**Description of the task:** Count the lines below that contain "JSON". Give only the number.

[Data entries for graphics]
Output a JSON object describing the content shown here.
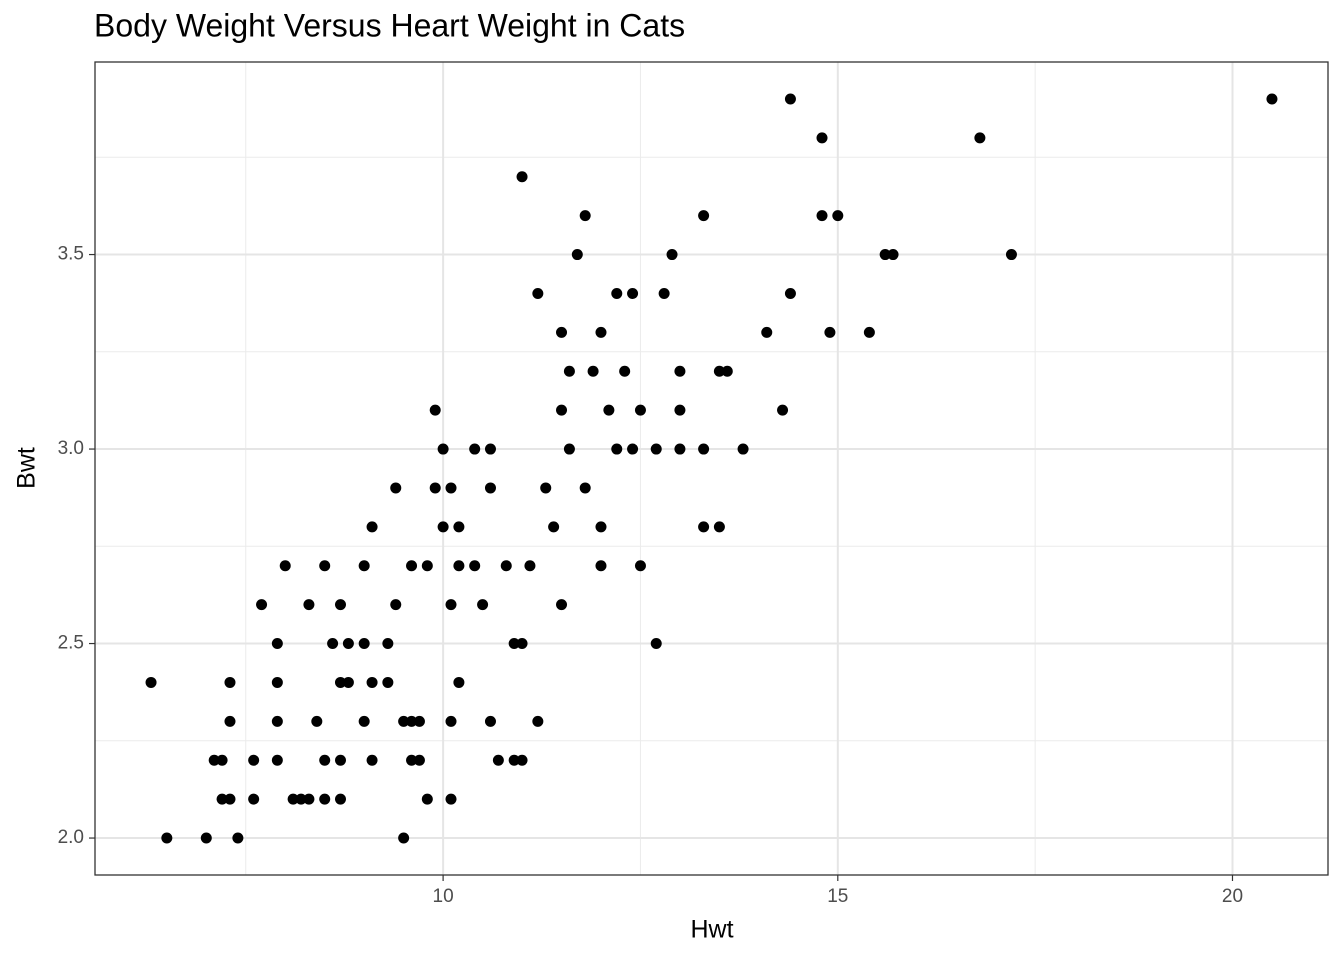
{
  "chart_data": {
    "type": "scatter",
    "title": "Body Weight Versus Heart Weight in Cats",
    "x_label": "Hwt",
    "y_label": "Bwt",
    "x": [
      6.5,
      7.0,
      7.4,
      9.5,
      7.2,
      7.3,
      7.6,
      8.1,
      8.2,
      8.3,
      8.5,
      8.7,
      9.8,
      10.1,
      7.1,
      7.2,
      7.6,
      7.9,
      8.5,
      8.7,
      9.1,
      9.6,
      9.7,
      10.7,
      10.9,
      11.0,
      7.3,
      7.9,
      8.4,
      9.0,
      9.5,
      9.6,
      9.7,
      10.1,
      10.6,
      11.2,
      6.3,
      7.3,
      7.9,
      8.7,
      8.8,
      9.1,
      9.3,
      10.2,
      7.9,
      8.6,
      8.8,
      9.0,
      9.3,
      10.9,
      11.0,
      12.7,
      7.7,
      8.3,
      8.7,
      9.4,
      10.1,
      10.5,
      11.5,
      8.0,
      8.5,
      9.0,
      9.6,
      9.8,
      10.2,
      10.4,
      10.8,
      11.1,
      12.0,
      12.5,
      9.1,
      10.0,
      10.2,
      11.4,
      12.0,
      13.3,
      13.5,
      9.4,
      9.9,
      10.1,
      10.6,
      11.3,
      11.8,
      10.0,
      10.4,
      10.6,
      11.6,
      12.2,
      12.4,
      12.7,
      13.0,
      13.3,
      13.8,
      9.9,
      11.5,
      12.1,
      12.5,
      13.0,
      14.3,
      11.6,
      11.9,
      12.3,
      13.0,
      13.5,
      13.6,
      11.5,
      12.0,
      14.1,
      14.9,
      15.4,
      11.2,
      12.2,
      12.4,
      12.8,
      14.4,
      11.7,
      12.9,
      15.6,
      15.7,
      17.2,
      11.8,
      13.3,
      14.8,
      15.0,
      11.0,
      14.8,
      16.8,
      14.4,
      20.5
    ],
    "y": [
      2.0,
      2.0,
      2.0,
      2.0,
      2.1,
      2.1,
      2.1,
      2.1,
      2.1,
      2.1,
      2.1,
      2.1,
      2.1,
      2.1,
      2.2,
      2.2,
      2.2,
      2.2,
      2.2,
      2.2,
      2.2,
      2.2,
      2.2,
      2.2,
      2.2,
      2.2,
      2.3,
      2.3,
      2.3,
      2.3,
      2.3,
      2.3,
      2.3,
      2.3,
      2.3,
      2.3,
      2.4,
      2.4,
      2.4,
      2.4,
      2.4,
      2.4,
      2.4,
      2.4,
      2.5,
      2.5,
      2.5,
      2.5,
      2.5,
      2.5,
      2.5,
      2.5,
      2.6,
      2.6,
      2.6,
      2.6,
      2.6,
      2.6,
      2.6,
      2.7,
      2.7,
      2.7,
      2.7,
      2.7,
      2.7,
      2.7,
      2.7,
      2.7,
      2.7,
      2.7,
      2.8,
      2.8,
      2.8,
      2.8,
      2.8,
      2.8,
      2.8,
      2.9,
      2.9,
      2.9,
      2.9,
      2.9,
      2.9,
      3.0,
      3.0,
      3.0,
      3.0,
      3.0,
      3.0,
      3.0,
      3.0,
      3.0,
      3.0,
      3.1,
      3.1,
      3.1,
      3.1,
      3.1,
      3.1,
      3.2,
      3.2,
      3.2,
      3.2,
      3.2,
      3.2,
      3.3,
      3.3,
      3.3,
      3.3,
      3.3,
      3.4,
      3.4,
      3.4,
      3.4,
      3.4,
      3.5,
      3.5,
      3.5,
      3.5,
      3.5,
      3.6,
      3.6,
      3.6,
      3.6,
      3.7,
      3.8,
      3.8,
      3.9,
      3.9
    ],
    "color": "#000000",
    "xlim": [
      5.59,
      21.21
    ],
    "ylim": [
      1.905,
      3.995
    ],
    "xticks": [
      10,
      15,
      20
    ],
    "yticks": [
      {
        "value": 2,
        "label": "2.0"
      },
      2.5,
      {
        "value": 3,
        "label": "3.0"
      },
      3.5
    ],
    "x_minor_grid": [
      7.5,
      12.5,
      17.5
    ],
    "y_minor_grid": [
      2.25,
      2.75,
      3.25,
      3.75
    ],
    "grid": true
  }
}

--

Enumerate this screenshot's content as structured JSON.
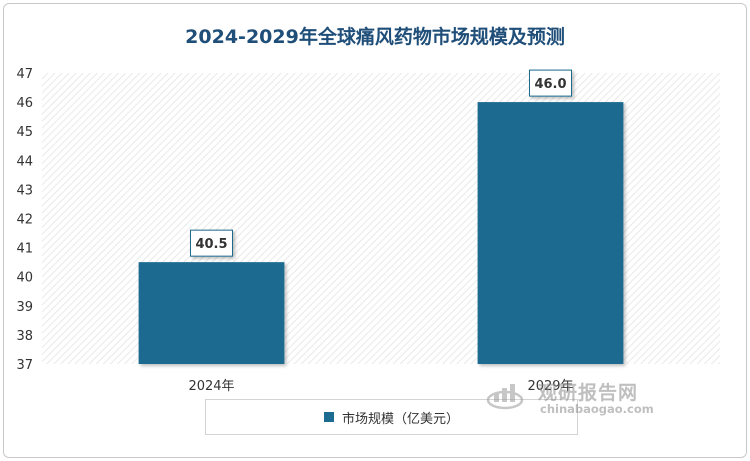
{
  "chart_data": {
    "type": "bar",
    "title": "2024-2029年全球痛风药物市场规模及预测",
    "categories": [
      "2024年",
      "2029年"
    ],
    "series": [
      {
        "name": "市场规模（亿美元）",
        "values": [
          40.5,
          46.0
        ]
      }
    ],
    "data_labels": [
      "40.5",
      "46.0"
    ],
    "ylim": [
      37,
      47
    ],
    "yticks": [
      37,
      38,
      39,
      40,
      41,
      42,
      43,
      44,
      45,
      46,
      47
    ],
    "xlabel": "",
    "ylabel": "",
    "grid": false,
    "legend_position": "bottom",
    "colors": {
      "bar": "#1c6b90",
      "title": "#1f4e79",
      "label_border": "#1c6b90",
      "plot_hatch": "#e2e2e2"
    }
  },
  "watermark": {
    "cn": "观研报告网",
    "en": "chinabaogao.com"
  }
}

**Task result:** 2